» **TEXTE CITÉ**
Lorsque j'enseignais la sociologie, je donnais fréquemment le cours de base, Individu et société. Tout au long de cette déstabilisante pandémie, qui soufflera bientôt sa première bougie, je me suis surpris à beaucoup réfléchir à la société, à l'individu, et à repenser à au moins deux manières de percevoir l'individu et l'individualisme.

Dès le premier jour de ce cours, jamais facile, Individu et société, je demandais aux élèves, arrivant du secondaire, de pondre un texte très bref, dans lequel ils expliquaient ce qu'est, selon eux, l'individualisme. Une fois le texte écrit, les personnes qui le désiraient étaient invitées à lire à haute voix leur proposition. Cela alimentait une discussion qui traversait l'ensemble du cours.

De manière assez régulière, voire prévisible, les élèves, en grande majorité, me disaient, de manières diverses, que l'individualisme, c'est le fait de beaucoup penser à soi-même, de penser, d'abord et avant tout, à soi-même, de considérer les autres comme étant secondaires par rapport à soi-même. Souvent certains évoquaient l'individualisme comme étant lié au narcissisme, à l'égocentrisme, au nombrilisme, au manque de solidarité et d'empathie.

» **LISTE DES LIGNES**
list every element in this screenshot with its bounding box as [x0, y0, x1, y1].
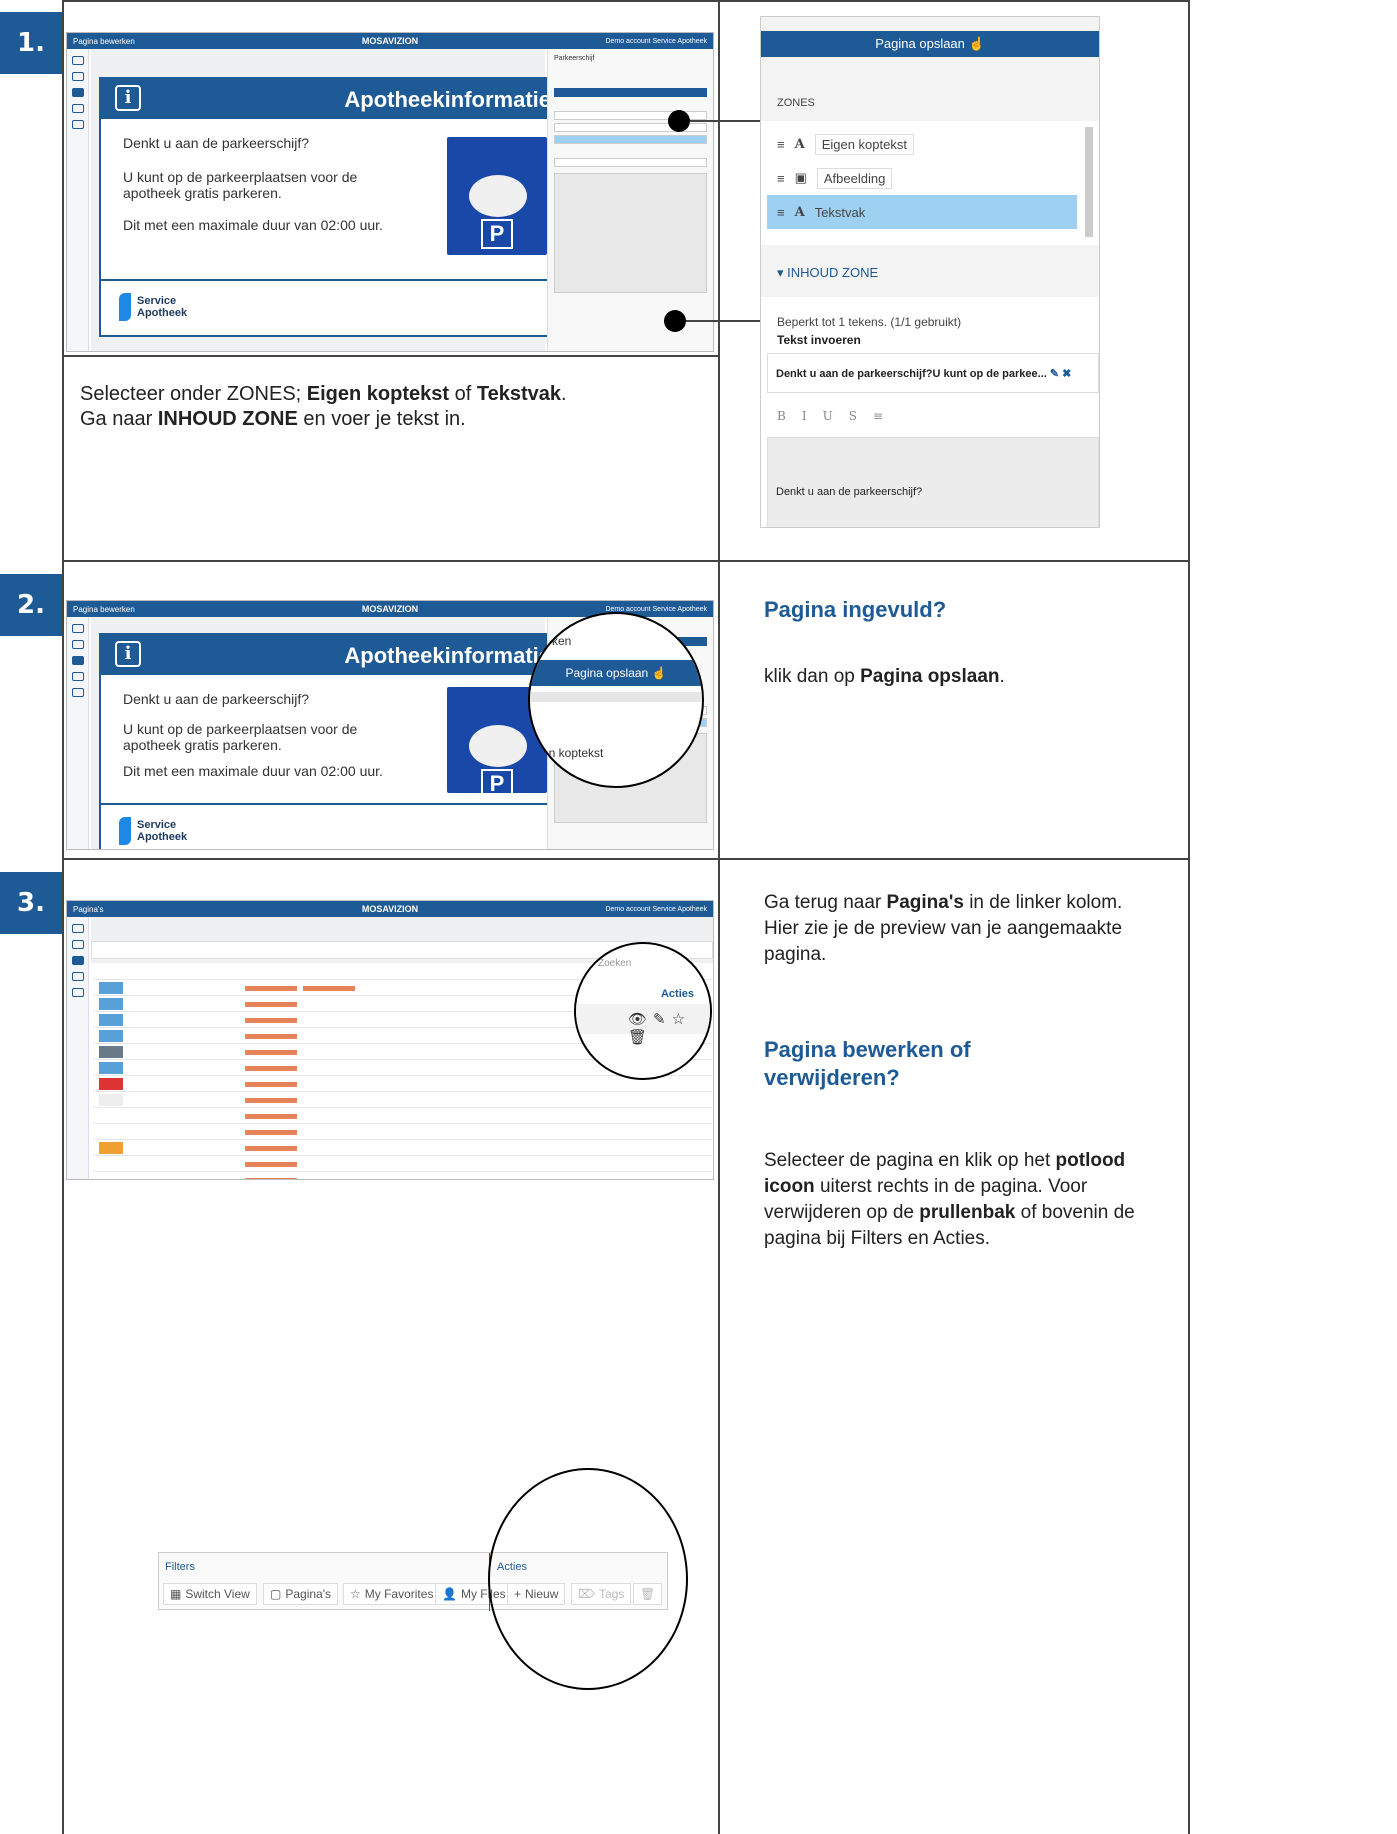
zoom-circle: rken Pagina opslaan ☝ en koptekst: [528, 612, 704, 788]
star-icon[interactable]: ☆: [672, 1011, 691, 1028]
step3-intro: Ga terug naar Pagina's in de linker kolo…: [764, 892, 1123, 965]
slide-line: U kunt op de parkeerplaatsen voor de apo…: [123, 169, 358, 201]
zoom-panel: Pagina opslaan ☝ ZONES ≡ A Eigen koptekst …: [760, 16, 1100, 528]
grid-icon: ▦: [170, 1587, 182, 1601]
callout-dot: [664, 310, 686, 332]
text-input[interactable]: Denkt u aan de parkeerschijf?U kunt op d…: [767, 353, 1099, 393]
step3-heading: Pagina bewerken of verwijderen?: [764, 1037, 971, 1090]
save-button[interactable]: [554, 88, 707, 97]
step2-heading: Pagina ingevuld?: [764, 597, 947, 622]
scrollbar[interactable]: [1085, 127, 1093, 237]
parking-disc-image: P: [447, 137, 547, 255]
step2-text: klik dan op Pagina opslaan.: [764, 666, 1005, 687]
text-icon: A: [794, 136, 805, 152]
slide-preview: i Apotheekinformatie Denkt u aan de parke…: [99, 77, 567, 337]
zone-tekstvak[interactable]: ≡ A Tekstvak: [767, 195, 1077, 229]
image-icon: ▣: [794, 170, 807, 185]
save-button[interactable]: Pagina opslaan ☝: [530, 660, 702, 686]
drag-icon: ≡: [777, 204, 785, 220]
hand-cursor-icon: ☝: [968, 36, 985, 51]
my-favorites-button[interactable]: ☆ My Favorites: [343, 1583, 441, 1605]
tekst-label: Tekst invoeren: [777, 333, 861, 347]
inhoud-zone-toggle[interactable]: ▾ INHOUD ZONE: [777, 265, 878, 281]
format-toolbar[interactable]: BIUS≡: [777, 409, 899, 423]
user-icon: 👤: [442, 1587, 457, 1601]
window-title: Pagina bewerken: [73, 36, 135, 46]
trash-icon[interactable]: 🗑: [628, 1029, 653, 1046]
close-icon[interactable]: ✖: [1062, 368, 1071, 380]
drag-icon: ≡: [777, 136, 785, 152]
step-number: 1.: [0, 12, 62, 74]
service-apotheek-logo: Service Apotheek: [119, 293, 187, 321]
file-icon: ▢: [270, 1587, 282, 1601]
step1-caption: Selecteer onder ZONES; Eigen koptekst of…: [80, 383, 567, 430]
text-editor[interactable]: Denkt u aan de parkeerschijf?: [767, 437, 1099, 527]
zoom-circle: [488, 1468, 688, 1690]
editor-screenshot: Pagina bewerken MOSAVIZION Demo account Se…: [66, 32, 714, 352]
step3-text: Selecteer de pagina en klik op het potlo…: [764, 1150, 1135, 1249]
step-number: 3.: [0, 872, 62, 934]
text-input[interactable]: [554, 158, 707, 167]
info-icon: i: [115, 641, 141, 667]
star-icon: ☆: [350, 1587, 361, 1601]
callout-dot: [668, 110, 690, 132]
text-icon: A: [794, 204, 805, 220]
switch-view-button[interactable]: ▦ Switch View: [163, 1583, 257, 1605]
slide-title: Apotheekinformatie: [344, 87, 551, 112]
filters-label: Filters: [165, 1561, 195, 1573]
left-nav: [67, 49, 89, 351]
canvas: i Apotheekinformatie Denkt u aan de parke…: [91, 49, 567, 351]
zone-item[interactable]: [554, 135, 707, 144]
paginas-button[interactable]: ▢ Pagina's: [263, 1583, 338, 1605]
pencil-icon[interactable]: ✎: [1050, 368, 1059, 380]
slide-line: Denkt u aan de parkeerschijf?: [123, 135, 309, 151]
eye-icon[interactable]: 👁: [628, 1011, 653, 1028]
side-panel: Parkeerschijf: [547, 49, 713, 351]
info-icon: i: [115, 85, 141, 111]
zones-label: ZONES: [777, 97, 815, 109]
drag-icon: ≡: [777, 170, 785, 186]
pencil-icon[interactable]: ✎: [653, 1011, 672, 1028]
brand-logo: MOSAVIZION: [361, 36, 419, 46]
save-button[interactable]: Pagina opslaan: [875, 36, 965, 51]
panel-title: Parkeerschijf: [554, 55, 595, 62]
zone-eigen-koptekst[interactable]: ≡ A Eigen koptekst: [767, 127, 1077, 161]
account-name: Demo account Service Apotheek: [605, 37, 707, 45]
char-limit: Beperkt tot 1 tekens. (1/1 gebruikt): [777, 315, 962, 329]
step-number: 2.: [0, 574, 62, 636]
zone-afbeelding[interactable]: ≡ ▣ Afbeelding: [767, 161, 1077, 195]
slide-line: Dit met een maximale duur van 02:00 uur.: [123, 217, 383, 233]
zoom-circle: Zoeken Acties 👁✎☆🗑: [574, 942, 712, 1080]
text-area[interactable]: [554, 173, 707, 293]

» **TÂCHES À RÉALISER**
1. Dans le texte sur l'enseignement de la sociologie, quel cours de base était fréquemment donné ?
2. Réécrivez le passage du texte sur l'enseignement de la sociologie qui s'ouvre sur « Dès le premier » et se clôt sur « solidarité et d'empathie. », en y remplaçant « élèves » par « étudiants ».
Appuyez-vous uniquement sur le texte pour répondre.

» **RÉSULTATS DE L'EXERCICE**
1. Le cours Individu et société.

2.
Dès le premier jour de ce cours, jamais facile, Individu et société, je demandais aux étudiants, arrivant du secondaire, de pondre un texte très bref, dans lequel ils expliquaient ce qu'est, selon eux, l'individualisme. Une fois le texte écrit, les personnes qui le désiraient étaient invitées à lire à haute voix leur proposition. Cela alimentait une discussion qui traversait l'ensemble du cours.

De manière assez régulière, voire prévisible, les étudiants, en grande majorité, me disaient, de manières diverses, que l'individualisme, c'est le fait de beaucoup penser à soi-même, de penser, d'abord et avant tout, à soi-même, de considérer les autres comme étant secondaires par rapport à soi-même. Souvent certains évoquaient l'individualisme comme étant lié au narcissisme, à l'égocentrisme, au nombrilisme, au manque de solidarité et d'empathie.